**Short exercise:**
Each line below is to be written out in full, exactly as shown.

# start of Dataset records

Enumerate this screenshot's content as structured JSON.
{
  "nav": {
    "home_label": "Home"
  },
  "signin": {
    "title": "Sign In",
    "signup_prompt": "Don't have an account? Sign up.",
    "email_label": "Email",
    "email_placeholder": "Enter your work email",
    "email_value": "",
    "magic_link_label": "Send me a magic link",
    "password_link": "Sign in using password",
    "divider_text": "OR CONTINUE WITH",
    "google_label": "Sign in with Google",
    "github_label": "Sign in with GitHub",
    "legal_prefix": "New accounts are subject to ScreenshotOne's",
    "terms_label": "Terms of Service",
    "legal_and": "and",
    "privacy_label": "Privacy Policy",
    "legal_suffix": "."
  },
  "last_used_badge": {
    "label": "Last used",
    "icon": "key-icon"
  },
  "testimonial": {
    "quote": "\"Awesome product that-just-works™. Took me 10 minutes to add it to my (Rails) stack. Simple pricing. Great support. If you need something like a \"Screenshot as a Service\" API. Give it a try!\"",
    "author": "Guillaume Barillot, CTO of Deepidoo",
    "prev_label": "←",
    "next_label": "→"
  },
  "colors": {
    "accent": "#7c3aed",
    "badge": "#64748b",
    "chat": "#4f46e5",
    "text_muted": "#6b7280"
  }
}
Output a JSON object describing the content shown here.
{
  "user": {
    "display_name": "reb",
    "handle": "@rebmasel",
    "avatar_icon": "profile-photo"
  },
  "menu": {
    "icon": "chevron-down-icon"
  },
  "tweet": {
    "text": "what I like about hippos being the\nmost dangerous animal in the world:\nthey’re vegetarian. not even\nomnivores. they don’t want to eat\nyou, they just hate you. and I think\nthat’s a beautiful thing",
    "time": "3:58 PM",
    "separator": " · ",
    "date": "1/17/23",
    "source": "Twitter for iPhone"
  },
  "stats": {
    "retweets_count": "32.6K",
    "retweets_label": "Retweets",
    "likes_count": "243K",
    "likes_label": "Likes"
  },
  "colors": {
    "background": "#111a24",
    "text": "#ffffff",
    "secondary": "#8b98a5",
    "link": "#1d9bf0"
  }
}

# end of Dataset records

**Exercise response:**
Enumerate this screenshot's content as structured JSON.
{
  "nav": {
    "home_label": "Home"
  },
  "signin": {
    "title": "Sign In",
    "signup_prompt": "Don't have an account? Sign up.",
    "email_label": "Email",
    "email_placeholder": "Enter your work email",
    "email_value": "",
    "magic_link_label": "Send me a magic link",
    "password_link": "Sign in using password",
    "divider_text": "OR CONTINUE WITH",
    "google_label": "Sign in with Google",
    "github_label": "Sign in with GitHub",
    "legal_prefix": "New accounts are subject to ScreenshotOne's",
    "terms_label": "Terms of Service",
    "legal_and": "and",
    "privacy_label": "Privacy Policy",
    "legal_suffix": "."
  },
  "last_used_badge": {
    "label": "Last used",
    "icon": "key-icon"
  },
  "testimonial": {
    "quote": "\"Awesome product that-just-works™. Took me 10 minutes to add it to my (Rails) stack. Simple pricing. Great support. If you need something like a \"Screenshot as a Service\" API. Give it a try!\"",
    "author": "Guillaume Barillot, CTO of Deepidoo",
    "prev_label": "←",
    "next_label": "→"
  },
  "colors": {
    "accent": "#7c3aed",
    "badge": "#64748b",
    "chat": "#4f46e5",
    "text_muted": "#6b7280"
  }
}
Output a JSON object describing the content shown here.
{
  "user": {
    "display_name": "reb",
    "handle": "@rebmasel",
    "avatar_icon": "profile-photo"
  },
  "menu": {
    "icon": "chevron-down-icon"
  },
  "tweet": {
    "text": "what I like about hippos being the\nmost dangerous animal in the world:\nthey’re vegetarian. not even\nomnivores. they don’t want to eat\nyou, they just hate you. and I think\nthat’s a beautiful thing",
    "time": "3:58 PM",
    "separator": " · ",
    "date": "1/17/23",
    "source": "Twitter for iPhone"
  },
  "stats": {
    "retweets_count": "32.6K",
    "retweets_label": "Retweets",
    "likes_count": "243K",
    "likes_label": "Likes"
  },
  "colors": {
    "background": "#111a24",
    "text": "#ffffff",
    "secondary": "#8b98a5",
    "link": "#1d9bf0"
  }
}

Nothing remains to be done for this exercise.